- INSTRUCTION
Reproduce each record exactly.

[Dataset listings of figures]
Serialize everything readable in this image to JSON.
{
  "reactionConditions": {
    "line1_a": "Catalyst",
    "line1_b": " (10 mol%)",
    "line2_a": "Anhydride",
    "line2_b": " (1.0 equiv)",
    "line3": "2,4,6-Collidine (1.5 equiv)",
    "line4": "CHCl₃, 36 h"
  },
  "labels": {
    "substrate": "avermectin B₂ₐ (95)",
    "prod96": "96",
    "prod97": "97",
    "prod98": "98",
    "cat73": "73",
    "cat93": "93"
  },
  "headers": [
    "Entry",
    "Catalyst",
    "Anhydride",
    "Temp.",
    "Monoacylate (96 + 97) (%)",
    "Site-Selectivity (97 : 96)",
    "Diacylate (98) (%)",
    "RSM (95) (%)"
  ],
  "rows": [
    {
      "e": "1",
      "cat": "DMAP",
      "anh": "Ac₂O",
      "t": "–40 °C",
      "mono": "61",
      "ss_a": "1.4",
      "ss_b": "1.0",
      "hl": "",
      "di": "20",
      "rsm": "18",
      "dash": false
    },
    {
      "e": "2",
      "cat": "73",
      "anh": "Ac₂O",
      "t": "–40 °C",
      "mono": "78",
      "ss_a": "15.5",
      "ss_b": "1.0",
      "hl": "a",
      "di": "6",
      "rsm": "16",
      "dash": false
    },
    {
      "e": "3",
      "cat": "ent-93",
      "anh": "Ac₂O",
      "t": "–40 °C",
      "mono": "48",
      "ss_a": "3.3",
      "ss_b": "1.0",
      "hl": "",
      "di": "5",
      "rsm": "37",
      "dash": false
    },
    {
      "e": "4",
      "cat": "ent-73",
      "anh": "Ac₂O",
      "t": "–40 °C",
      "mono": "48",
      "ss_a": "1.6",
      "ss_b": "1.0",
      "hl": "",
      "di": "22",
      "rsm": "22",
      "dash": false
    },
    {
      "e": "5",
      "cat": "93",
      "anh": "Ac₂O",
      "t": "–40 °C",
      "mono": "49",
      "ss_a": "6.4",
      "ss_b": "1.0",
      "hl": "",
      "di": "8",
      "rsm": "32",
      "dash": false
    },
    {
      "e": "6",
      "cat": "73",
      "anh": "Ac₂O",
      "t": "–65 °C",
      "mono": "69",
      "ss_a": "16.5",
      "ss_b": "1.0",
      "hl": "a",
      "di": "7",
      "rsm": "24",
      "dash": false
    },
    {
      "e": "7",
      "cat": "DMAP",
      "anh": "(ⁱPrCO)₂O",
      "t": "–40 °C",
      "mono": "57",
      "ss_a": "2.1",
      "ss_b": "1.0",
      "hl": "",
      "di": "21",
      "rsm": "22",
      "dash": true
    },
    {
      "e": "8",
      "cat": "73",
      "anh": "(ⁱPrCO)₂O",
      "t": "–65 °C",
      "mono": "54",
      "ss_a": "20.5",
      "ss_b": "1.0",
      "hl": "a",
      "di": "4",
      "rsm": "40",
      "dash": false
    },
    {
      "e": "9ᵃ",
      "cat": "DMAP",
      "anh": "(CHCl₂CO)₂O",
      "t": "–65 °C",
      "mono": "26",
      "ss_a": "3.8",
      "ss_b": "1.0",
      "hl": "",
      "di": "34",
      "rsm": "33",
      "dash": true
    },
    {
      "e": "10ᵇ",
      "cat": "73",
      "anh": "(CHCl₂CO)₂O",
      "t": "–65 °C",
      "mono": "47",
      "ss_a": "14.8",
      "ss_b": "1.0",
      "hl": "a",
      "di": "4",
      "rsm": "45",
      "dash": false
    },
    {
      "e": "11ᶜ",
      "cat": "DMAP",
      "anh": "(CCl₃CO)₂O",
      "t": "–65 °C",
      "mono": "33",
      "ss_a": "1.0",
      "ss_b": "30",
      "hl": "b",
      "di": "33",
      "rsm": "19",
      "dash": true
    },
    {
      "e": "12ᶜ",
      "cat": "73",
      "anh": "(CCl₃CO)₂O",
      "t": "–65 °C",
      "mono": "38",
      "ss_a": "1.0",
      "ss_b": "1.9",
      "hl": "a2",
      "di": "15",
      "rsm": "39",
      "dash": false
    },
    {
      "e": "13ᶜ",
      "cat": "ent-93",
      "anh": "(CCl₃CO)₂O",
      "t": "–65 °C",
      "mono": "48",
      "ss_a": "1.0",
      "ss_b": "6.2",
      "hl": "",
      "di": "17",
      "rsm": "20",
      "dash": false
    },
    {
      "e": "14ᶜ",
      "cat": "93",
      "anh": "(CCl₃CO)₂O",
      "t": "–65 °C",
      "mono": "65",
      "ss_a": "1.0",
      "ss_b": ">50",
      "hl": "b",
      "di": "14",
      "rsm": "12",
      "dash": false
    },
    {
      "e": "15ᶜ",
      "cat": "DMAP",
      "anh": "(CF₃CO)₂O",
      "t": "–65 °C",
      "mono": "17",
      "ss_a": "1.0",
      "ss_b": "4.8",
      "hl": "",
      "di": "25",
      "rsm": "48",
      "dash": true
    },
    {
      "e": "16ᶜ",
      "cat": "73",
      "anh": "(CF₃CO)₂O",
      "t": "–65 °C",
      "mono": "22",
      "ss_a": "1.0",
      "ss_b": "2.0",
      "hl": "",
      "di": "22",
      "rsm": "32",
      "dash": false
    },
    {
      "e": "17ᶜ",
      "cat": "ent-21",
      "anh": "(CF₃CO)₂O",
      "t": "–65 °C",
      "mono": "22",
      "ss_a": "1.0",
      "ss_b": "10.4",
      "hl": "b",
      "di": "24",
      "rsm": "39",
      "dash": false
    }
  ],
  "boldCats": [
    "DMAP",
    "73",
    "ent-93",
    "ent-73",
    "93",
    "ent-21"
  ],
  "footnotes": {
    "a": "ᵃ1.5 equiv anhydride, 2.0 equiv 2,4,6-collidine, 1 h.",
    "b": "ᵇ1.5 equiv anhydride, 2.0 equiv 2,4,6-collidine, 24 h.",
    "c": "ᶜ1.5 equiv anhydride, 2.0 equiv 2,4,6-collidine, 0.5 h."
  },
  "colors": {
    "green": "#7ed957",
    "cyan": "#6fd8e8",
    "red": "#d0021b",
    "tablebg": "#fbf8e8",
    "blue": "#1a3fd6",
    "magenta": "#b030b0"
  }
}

- RESULT OF THE TASK
Serialize everything readable in this image to JSON.
{
  "reactionConditions": {
    "line1_a": "Catalyst",
    "line1_b": " (10 mol%)",
    "line2_a": "Anhydride",
    "line2_b": " (1.0 equiv)",
    "line3": "2,4,6-Collidine (1.5 equiv)",
    "line4": "CHCl₃, 36 h"
  },
  "labels": {
    "substrate": "avermectin B₂ₐ (95)",
    "prod96": "96",
    "prod97": "97",
    "prod98": "98",
    "cat73": "73",
    "cat93": "93"
  },
  "headers": [
    "Entry",
    "Catalyst",
    "Anhydride",
    "Temp.",
    "Monoacylate (96 + 97) (%)",
    "Site-Selectivity (97 : 96)",
    "Diacylate (98) (%)",
    "RSM (95) (%)"
  ],
  "rows": [
    {
      "e": "1",
      "cat": "DMAP",
      "anh": "Ac₂O",
      "t": "–40 °C",
      "mono": "61",
      "ss_a": "1.4",
      "ss_b": "1.0",
      "hl": "",
      "di": "20",
      "rsm": "18",
      "dash": false
    },
    {
      "e": "2",
      "cat": "73",
      "anh": "Ac₂O",
      "t": "–40 °C",
      "mono": "78",
      "ss_a": "15.5",
      "ss_b": "1.0",
      "hl": "a",
      "di": "6",
      "rsm": "16",
      "dash": false
    },
    {
      "e": "3",
      "cat": "ent-93",
      "anh": "Ac₂O",
      "t": "–40 °C",
      "mono": "48",
      "ss_a": "3.3",
      "ss_b": "1.0",
      "hl": "",
      "di": "5",
      "rsm": "37",
      "dash": false
    },
    {
      "e": "4",
      "cat": "ent-73",
      "anh": "Ac₂O",
      "t": "–40 °C",
      "mono": "48",
      "ss_a": "1.6",
      "ss_b": "1.0",
      "hl": "",
      "di": "22",
      "rsm": "22",
      "dash": false
    },
    {
      "e": "5",
      "cat": "93",
      "anh": "Ac₂O",
      "t": "–40 °C",
      "mono": "49",
      "ss_a": "6.4",
      "ss_b": "1.0",
      "hl": "",
      "di": "8",
      "rsm": "32",
      "dash": false
    },
    {
      "e": "6",
      "cat": "73",
      "anh": "Ac₂O",
      "t": "–65 °C",
      "mono": "69",
      "ss_a": "16.5",
      "ss_b": "1.0",
      "hl": "a",
      "di": "7",
      "rsm": "24",
      "dash": false
    },
    {
      "e": "7",
      "cat": "DMAP",
      "anh": "(ⁱPrCO)₂O",
      "t": "–40 °C",
      "mono": "57",
      "ss_a": "2.1",
      "ss_b": "1.0",
      "hl": "",
      "di": "21",
      "rsm": "22",
      "dash": true
    },
    {
      "e": "8",
      "cat": "73",
      "anh": "(ⁱPrCO)₂O",
      "t": "–65 °C",
      "mono": "54",
      "ss_a": "20.5",
      "ss_b": "1.0",
      "hl": "a",
      "di": "4",
      "rsm": "40",
      "dash": false
    },
    {
      "e": "9ᵃ",
      "cat": "DMAP",
      "anh": "(CHCl₂CO)₂O",
      "t": "–65 °C",
      "mono": "26",
      "ss_a": "3.8",
      "ss_b": "1.0",
      "hl": "",
      "di": "34",
      "rsm": "33",
      "dash": true
    },
    {
      "e": "10ᵇ",
      "cat": "73",
      "anh": "(CHCl₂CO)₂O",
      "t": "–65 °C",
      "mono": "47",
      "ss_a": "14.8",
      "ss_b": "1.0",
      "hl": "a",
      "di": "4",
      "rsm": "45",
      "dash": false
    },
    {
      "e": "11ᶜ",
      "cat": "DMAP",
      "anh": "(CCl₃CO)₂O",
      "t": "–65 °C",
      "mono": "33",
      "ss_a": "1.0",
      "ss_b": "30",
      "hl": "b",
      "di": "33",
      "rsm": "19",
      "dash": true
    },
    {
      "e": "12ᶜ",
      "cat": "73",
      "anh": "(CCl₃CO)₂O",
      "t": "–65 °C",
      "mono": "38",
      "ss_a": "1.0",
      "ss_b": "1.9",
      "hl": "a2",
      "di": "15",
      "rsm": "39",
      "dash": false
    },
    {
      "e": "13ᶜ",
      "cat": "ent-93",
      "anh": "(CCl₃CO)₂O",
      "t": "–65 °C",
      "mono": "48",
      "ss_a": "1.0",
      "ss_b": "6.2",
      "hl": "",
      "di": "17",
      "rsm": "20",
      "dash": false
    },
    {
      "e": "14ᶜ",
      "cat": "93",
      "anh": "(CCl₃CO)₂O",
      "t": "–65 °C",
      "mono": "65",
      "ss_a": "1.0",
      "ss_b": ">50",
      "hl": "b",
      "di": "14",
      "rsm": "12",
      "dash": false
    },
    {
      "e": "15ᶜ",
      "cat": "DMAP",
      "anh": "(CF₃CO)₂O",
      "t": "–65 °C",
      "mono": "17",
      "ss_a": "1.0",
      "ss_b": "4.8",
      "hl": "",
      "di": "25",
      "rsm": "48",
      "dash": true
    },
    {
      "e": "16ᶜ",
      "cat": "73",
      "anh": "(CF₃CO)₂O",
      "t": "–65 °C",
      "mono": "22",
      "ss_a": "1.0",
      "ss_b": "2.0",
      "hl": "",
      "di": "22",
      "rsm": "32",
      "dash": false
    },
    {
      "e": "17ᶜ",
      "cat": "ent-21",
      "anh": "(CF₃CO)₂O",
      "t": "–65 °C",
      "mono": "22",
      "ss_a": "1.0",
      "ss_b": "10.4",
      "hl": "b",
      "di": "24",
      "rsm": "39",
      "dash": false
    }
  ],
  "boldCats": [
    "DMAP",
    "73",
    "ent-93",
    "ent-73",
    "93",
    "ent-21"
  ],
  "footnotes": {
    "a": "ᵃ1.5 equiv anhydride, 2.0 equiv 2,4,6-collidine, 1 h.",
    "b": "ᵇ1.5 equiv anhydride, 2.0 equiv 2,4,6-collidine, 24 h.",
    "c": "ᶜ1.5 equiv anhydride, 2.0 equiv 2,4,6-collidine, 0.5 h."
  },
  "colors": {
    "green": "#7ed957",
    "cyan": "#6fd8e8",
    "red": "#d0021b",
    "tablebg": "#fbf8e8",
    "blue": "#1a3fd6",
    "magenta": "#b030b0"
  }
}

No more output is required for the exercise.